Repeat every record below exactly, leaving out the pictures.

# GIVEN RECORDS start

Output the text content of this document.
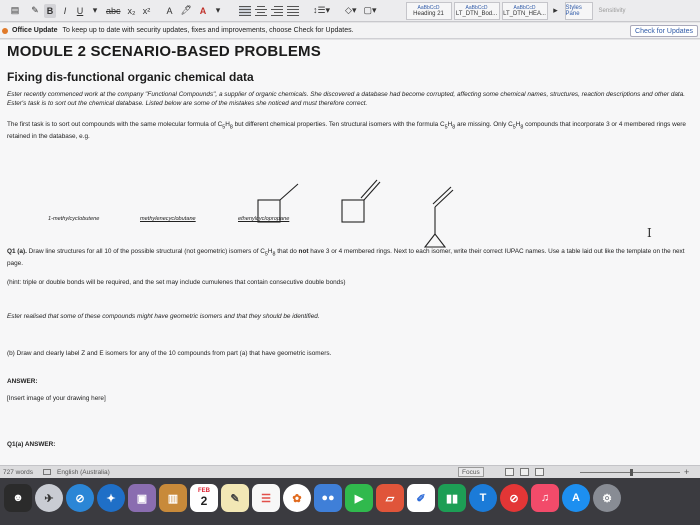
▤	✎ B	I	U	▾ abc x₂ x²	A 🖊 A	▾	↕☰▾ ◇▾ ▢▾	AaBbCcD
Heading 21
AaBbCcD
LT_DTN_Bod...
AaBbCcD
LT_DTN_HEA... ▸	Styles Pane	Sensitivity
Office Update To keep up to date with security updates, fixes and improvements, choose Check for Updates.	Check for Updates
MODULE 2 SCENARIO-BASED PROBLEMS
Fixing dis-functional organic chemical data
Ester recently commenced work at the company "Functional Compounds", a supplier of organic chemicals. She discovered a database had become corrupted, affecting some chemical names, structures, reaction descriptions and other data. Ester's task is to sort out the chemical database. Listed below are some of the mistakes she noticed and must therefore correct.
The first task is to sort out compounds with the same molecular formula of $C_5H_8$ but different chemical properties. Ten structural isomers with the formula $C_5H_8$ are missing. Only $C_5H_8$ compounds that incorporate 3 or 4 membered rings were retained in the database, e.g.
1-methylcyclobutene	methylenecyclobutane	ethenylcyclopropane
Q1 (a). Draw line structures for all 10 of the possible structural (not geometric) isomers of $C_5H_8$ that do not have 3 or 4 membered rings. Next to each isomer, write their correct IUPAC names. Use a table laid out like the template on the next page.
(hint: triple or double bonds will be required, and the set may include cumulenes that contain consecutive double bonds)
Ester realised that some of these compounds might have geometric isomers and that they should be identified.
(b) Draw and clearly label Z and E isomers for any of the 10 compounds from part (a) that have geometric isomers.
ANSWER:
[Insert image of your drawing here]
Q1(a) ANSWER:
I
727 words	English (Australia)	Focus	+
☻	✈	⊘	✦	▣	▥
FEB
2	✎	☰	✿	●●	▶	▱	✐	▮▮	T	⊘	♫	A	⚙
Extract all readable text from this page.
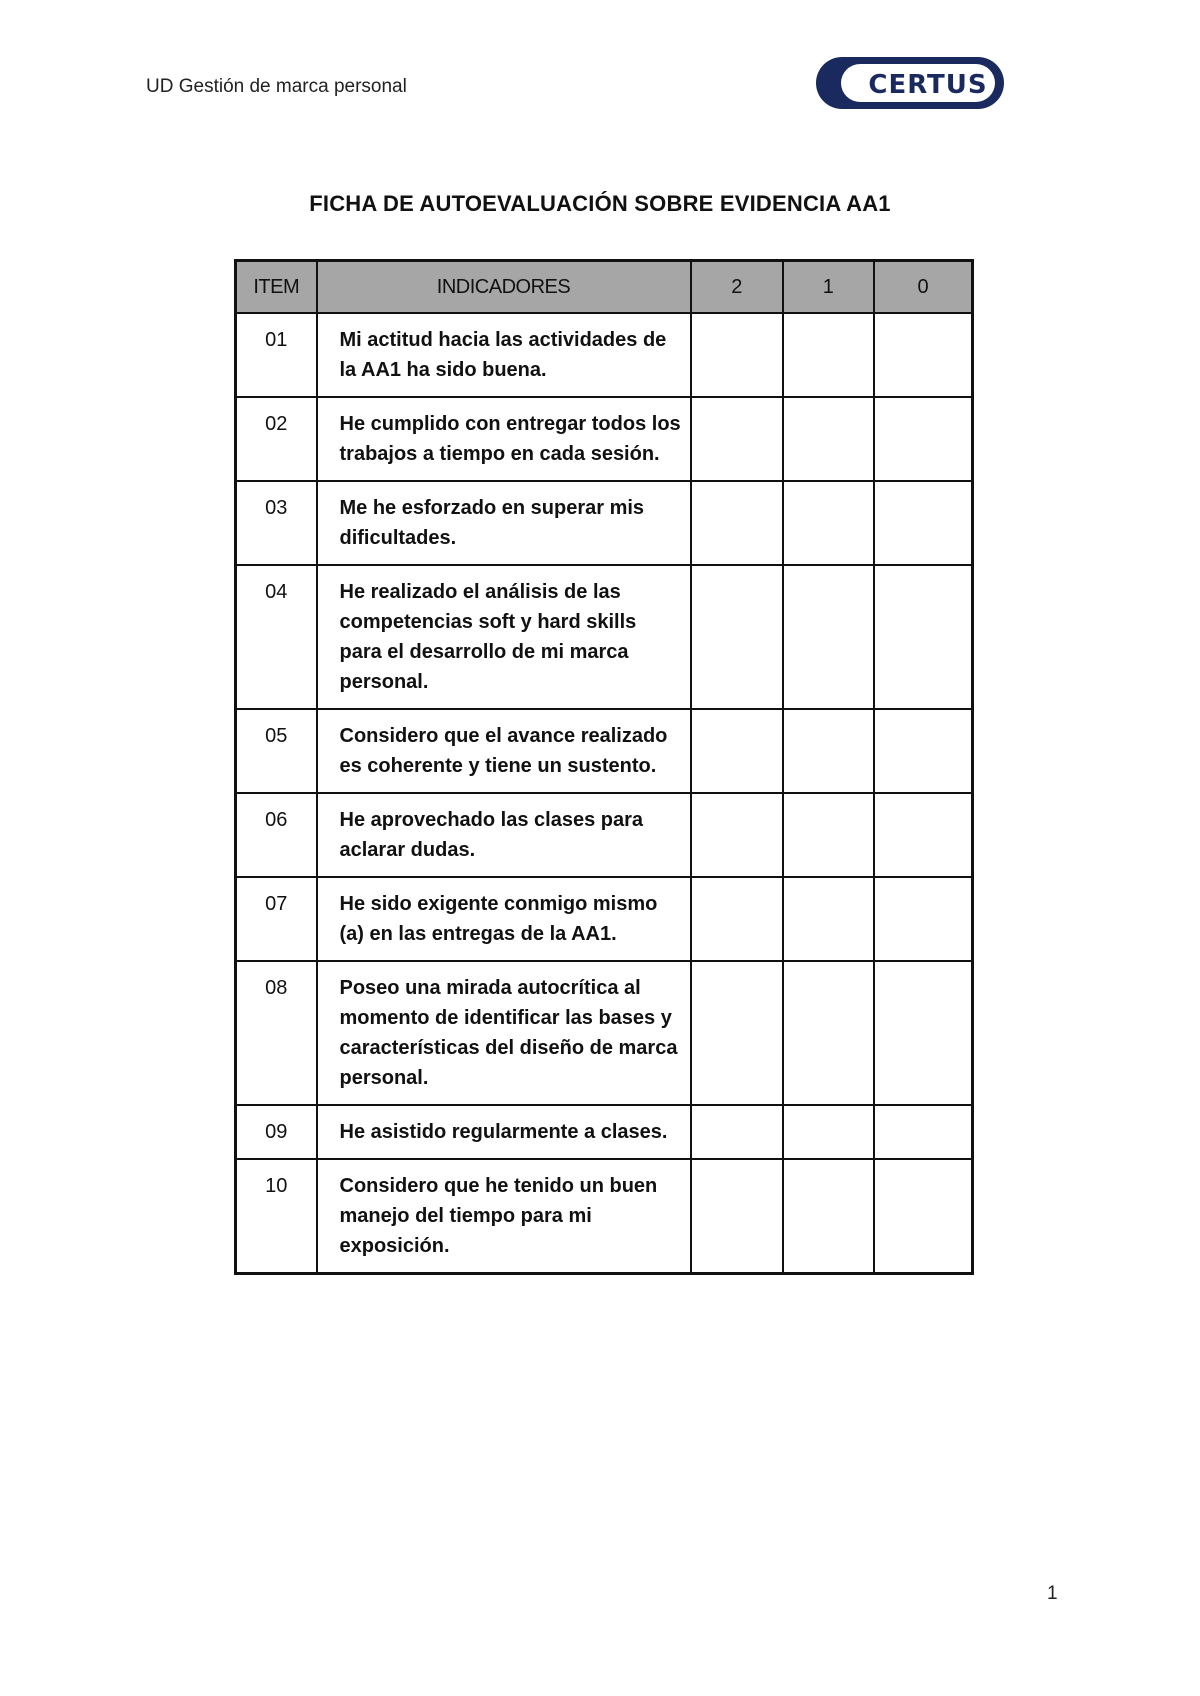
UD Gestión de marca personal	CERTUS
FICHA DE AUTOEVALUACIÓN SOBRE EVIDENCIA AA1
ITEM	INDICADORES	2	1	0
01	Mi actitud hacia las actividades de la AA1 ha sido buena.			
02	He cumplido con entregar todos los trabajos a tiempo en cada sesión.			
03	Me he esforzado en superar mis dificultades.			
04	He realizado el análisis de las competencias soft y hard skills para el desarrollo de mi marca personal.			
05	Considero que el avance realizado es coherente y tiene un sustento.			
06	He aprovechado las clases para aclarar dudas.			
07	He sido exigente conmigo mismo (a) en las entregas de la AA1.			
08	Poseo una mirada autocrítica al momento de identificar las bases y características del diseño de marca personal.			
09	He asistido regularmente a clases.			
10	Considero que he tenido un buen manejo del tiempo para mi exposición.			
1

# GIVEN RECORDS end

### RESULT OF THE TASK
Output the text content of this document.
▤	✎ B	I	U	▾ abc x₂ x²	A 🖊 A	▾	↕☰▾ ◇▾ ▢▾	AaBbCcD
Heading 21
AaBbCcD
LT_DTN_Bod...
AaBbCcD
LT_DTN_HEA... ▸	Styles Pane	Sensitivity
Office Update To keep up to date with security updates, fixes and improvements, choose Check for Updates.	Check for Updates
MODULE 2 SCENARIO-BASED PROBLEMS
Fixing dis-functional organic chemical data
Ester recently commenced work at the company "Functional Compounds", a supplier of organic chemicals. She discovered a database had become corrupted, affecting some chemical names, structures, reaction descriptions and other data. Ester's task is to sort out the chemical database. Listed below are some of the mistakes she noticed and must therefore correct.
The first task is to sort out compounds with the same molecular formula of $C_5H_8$ but different chemical properties. Ten structural isomers with the formula $C_5H_8$ are missing. Only $C_5H_8$ compounds that incorporate 3 or 4 membered rings were retained in the database, e.g.
1-methylcyclobutene	methylenecyclobutane	ethenylcyclopropane
Q1 (a). Draw line structures for all 10 of the possible structural (not geometric) isomers of $C_5H_8$ that do not have 3 or 4 membered rings. Next to each isomer, write their correct IUPAC names. Use a table laid out like the template on the next page.
(hint: triple or double bonds will be required, and the set may include cumulenes that contain consecutive double bonds)
Ester realised that some of these compounds might have geometric isomers and that they should be identified.
(b) Draw and clearly label Z and E isomers for any of the 10 compounds from part (a) that have geometric isomers.
ANSWER:
[Insert image of your drawing here]
Q1(a) ANSWER:
I
727 words	English (Australia)	Focus	+
☻	✈	⊘	✦	▣	▥
FEB
2	✎	☰	✿	●●	▶	▱	✐	▮▮	T	⊘	♫	A	⚙
Extract all readable text from this page.
UD Gestión de marca personal	CERTUS
FICHA DE AUTOEVALUACIÓN SOBRE EVIDENCIA AA1
ITEM	INDICADORES	2	1	0
01	Mi actitud hacia las actividades de la AA1 ha sido buena.			
02	He cumplido con entregar todos los trabajos a tiempo en cada sesión.			
03	Me he esforzado en superar mis dificultades.			
04	He realizado el análisis de las competencias soft y hard skills para el desarrollo de mi marca personal.			
05	Considero que el avance realizado es coherente y tiene un sustento.			
06	He aprovechado las clases para aclarar dudas.			
07	He sido exigente conmigo mismo (a) en las entregas de la AA1.			
08	Poseo una mirada autocrítica al momento de identificar las bases y características del diseño de marca personal.			
09	He asistido regularmente a clases.			
10	Considero que he tenido un buen manejo del tiempo para mi exposición.			
1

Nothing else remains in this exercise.